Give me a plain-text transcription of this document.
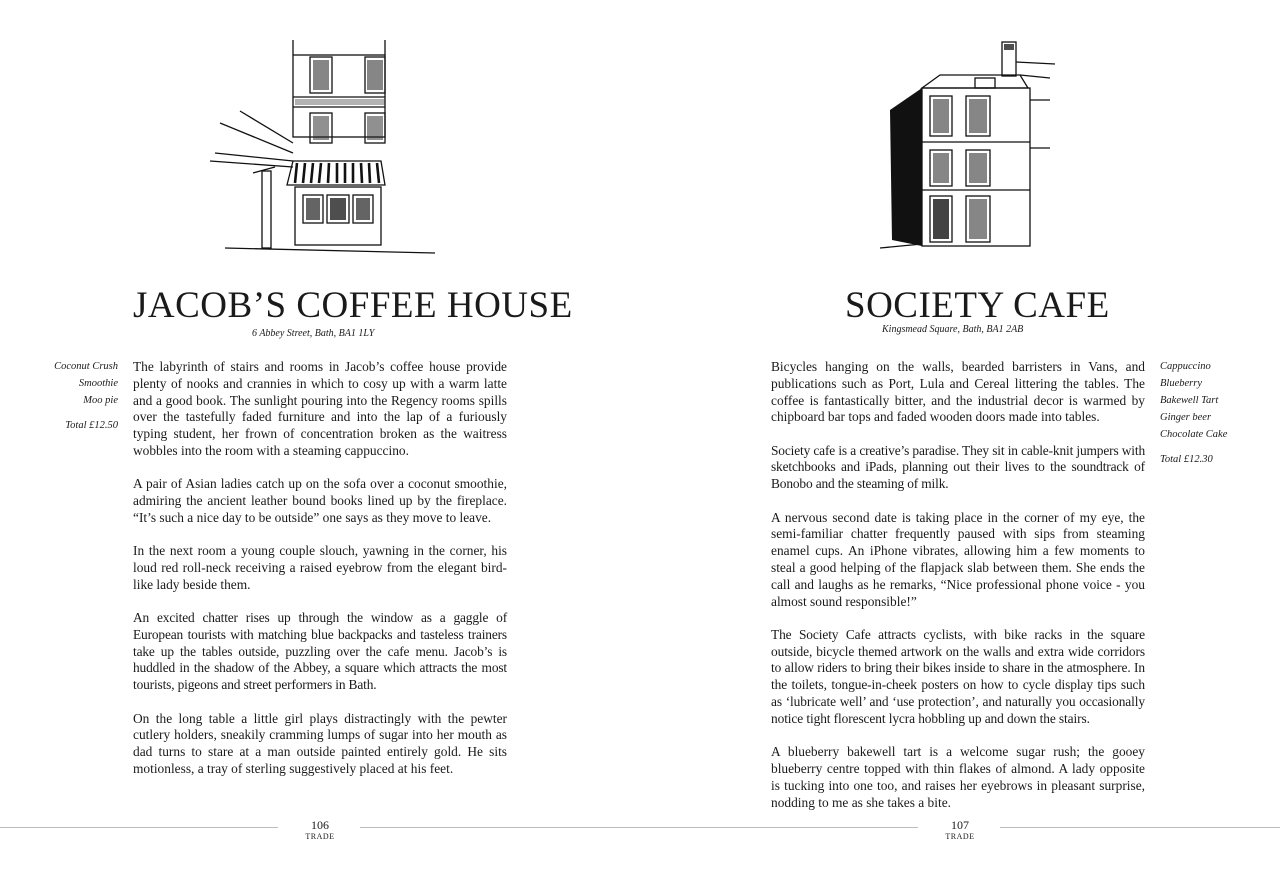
JACOB’S COFFEE HOUSE
6 Abbey Street, Bath, BA1 1LY
Coconut Crush
Smoothie
Moo pie
Total £12.50

The labyrinth of stairs and rooms in Jacob’s coffee house provide plenty of nooks and crannies in which to cosy up with a warm latte and a good book. The sunlight pouring into the Regency rooms spills over the tastefully faded furniture and into the lap of a furiously typing student, her frown of concentration broken as the waitress wobbles into the room with a steaming cappuccino.

A pair of Asian ladies catch up on the sofa over a coconut smoothie, admiring the ancient leather bound books lined up by the fireplace. “It’s such a nice day to be outside” one says as they move to leave.

In the next room a young couple slouch, yawning in the corner, his loud red roll-neck receiving a raised eyebrow from the elegant bird-like lady beside them.

An excited chatter rises up through the window as a gaggle of European tourists with matching blue backpacks and tasteless trainers take up the tables outside, puzzling over the cafe menu. Jacob’s is huddled in the shadow of the Abbey, a square which attracts the most tourists, pigeons and street performers in Bath.

On the long table a little girl plays distractingly with the pewter cutlery holders, sneakily cramming lumps of sugar into her mouth as dad turns to stare at a man outside painted entirely gold. He sits motionless, a tray of sterling suggestively placed at his feet.

106
TRADE
SOCIETY CAFE
Kingsmead Square, Bath, BA1 2AB

Bicycles hanging on the walls, bearded barristers in Vans, and publications such as Port, Lula and Cereal littering the tables. The coffee is fantastically bitter, and the industrial decor is warmed by chipboard bar tops and faded wooden doors made into tables.

Society cafe is a creative’s paradise. They sit in cable-knit jumpers with sketchbooks and iPads, planning out their lives to the soundtrack of Bonobo and the steaming of milk.

A nervous second date is taking place in the corner of my eye, the semi-familiar chatter frequently paused with sips from steaming enamel cups. An iPhone vibrates, allowing him a few moments to steal a good helping of the flapjack slab between them. She ends the call and laughs as he remarks, “Nice professional phone voice - you almost sound responsible!”

The Society Cafe attracts cyclists, with bike racks in the square outside, bicycle themed artwork on the walls and extra wide corridors to allow riders to bring their bikes inside to share in the atmosphere. In the toilets, tongue-in-cheek posters on how to cycle display tips such as ‘lubricate well’ and ‘use protection’, and naturally you occasionally notice tight florescent lycra hobbling up and down the stairs.

A blueberry bakewell tart is a welcome sugar rush; the gooey blueberry centre topped with thin flakes of almond. A lady opposite is tucking into one too, and raises her eyebrows in pleasant surprise, nodding to me as she takes a bite.

107
TRADE
Cappuccino
Blueberry
Bakewell Tart
Ginger beer
Chocolate Cake
Total £12.30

[TASK TO CARRY OUT] Say how many lines include the word "sugar"; reply with the number alone.

[RESULT] 2